**STATED EXERCISE**: The listing below should be printed exactly, every line of it. Skip the pictures.

====== EXTRACTED ENTRIES

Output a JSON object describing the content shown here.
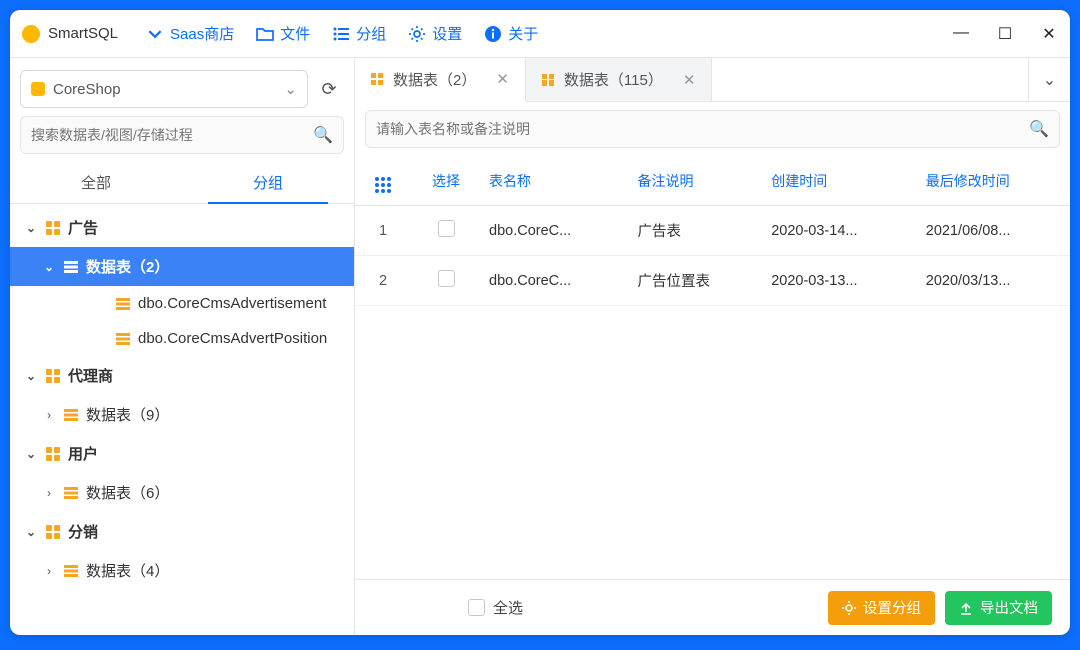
{
  "app": {
    "title": "SmartSQL"
  },
  "menu": {
    "saas": "Saas商店",
    "file": "文件",
    "group": "分组",
    "settings": "设置",
    "about": "关于"
  },
  "sidebar": {
    "db_name": "CoreShop",
    "search_placeholder": "搜索数据表/视图/存储过程",
    "tabs": {
      "all": "全部",
      "grouped": "分组"
    },
    "tree": {
      "t0": {
        "label": "广告"
      },
      "t0c": {
        "label": "数据表（2）"
      },
      "t0c0": {
        "label": "dbo.CoreCmsAdvertisement"
      },
      "t0c1": {
        "label": "dbo.CoreCmsAdvertPosition"
      },
      "t1": {
        "label": "代理商"
      },
      "t1c": {
        "label": "数据表（9）"
      },
      "t2": {
        "label": "用户"
      },
      "t2c": {
        "label": "数据表（6）"
      },
      "t3": {
        "label": "分销"
      },
      "t3c": {
        "label": "数据表（4）"
      }
    }
  },
  "main": {
    "tabs": [
      {
        "label": "数据表（2）"
      },
      {
        "label": "数据表（115）"
      }
    ],
    "search_placeholder": "请输入表名称或备注说明",
    "cols": {
      "select": "选择",
      "name": "表名称",
      "remark": "备注说明",
      "created": "创建时间",
      "modified": "最后修改时间"
    },
    "rows": [
      {
        "idx": "1",
        "name": "dbo.CoreC...",
        "remark": "广告表",
        "created": "2020-03-14...",
        "modified": "2021/06/08..."
      },
      {
        "idx": "2",
        "name": "dbo.CoreC...",
        "remark": "广告位置表",
        "created": "2020-03-13...",
        "modified": "2020/03/13..."
      }
    ],
    "footer": {
      "select_all": "全选",
      "set_group": "设置分组",
      "export": "导出文档"
    }
  }
}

============

**ANSWER**:
Output a JSON object describing the content shown here.
{
  "app": {
    "title": "SmartSQL"
  },
  "menu": {
    "saas": "Saas商店",
    "file": "文件",
    "group": "分组",
    "settings": "设置",
    "about": "关于"
  },
  "sidebar": {
    "db_name": "CoreShop",
    "search_placeholder": "搜索数据表/视图/存储过程",
    "tabs": {
      "all": "全部",
      "grouped": "分组"
    },
    "tree": {
      "t0": {
        "label": "广告"
      },
      "t0c": {
        "label": "数据表（2）"
      },
      "t0c0": {
        "label": "dbo.CoreCmsAdvertisement"
      },
      "t0c1": {
        "label": "dbo.CoreCmsAdvertPosition"
      },
      "t1": {
        "label": "代理商"
      },
      "t1c": {
        "label": "数据表（9）"
      },
      "t2": {
        "label": "用户"
      },
      "t2c": {
        "label": "数据表（6）"
      },
      "t3": {
        "label": "分销"
      },
      "t3c": {
        "label": "数据表（4）"
      }
    }
  },
  "main": {
    "tabs": [
      {
        "label": "数据表（2）"
      },
      {
        "label": "数据表（115）"
      }
    ],
    "search_placeholder": "请输入表名称或备注说明",
    "cols": {
      "select": "选择",
      "name": "表名称",
      "remark": "备注说明",
      "created": "创建时间",
      "modified": "最后修改时间"
    },
    "rows": [
      {
        "idx": "1",
        "name": "dbo.CoreC...",
        "remark": "广告表",
        "created": "2020-03-14...",
        "modified": "2021/06/08..."
      },
      {
        "idx": "2",
        "name": "dbo.CoreC...",
        "remark": "广告位置表",
        "created": "2020-03-13...",
        "modified": "2020/03/13..."
      }
    ],
    "footer": {
      "select_all": "全选",
      "set_group": "设置分组",
      "export": "导出文档"
    }
  }
}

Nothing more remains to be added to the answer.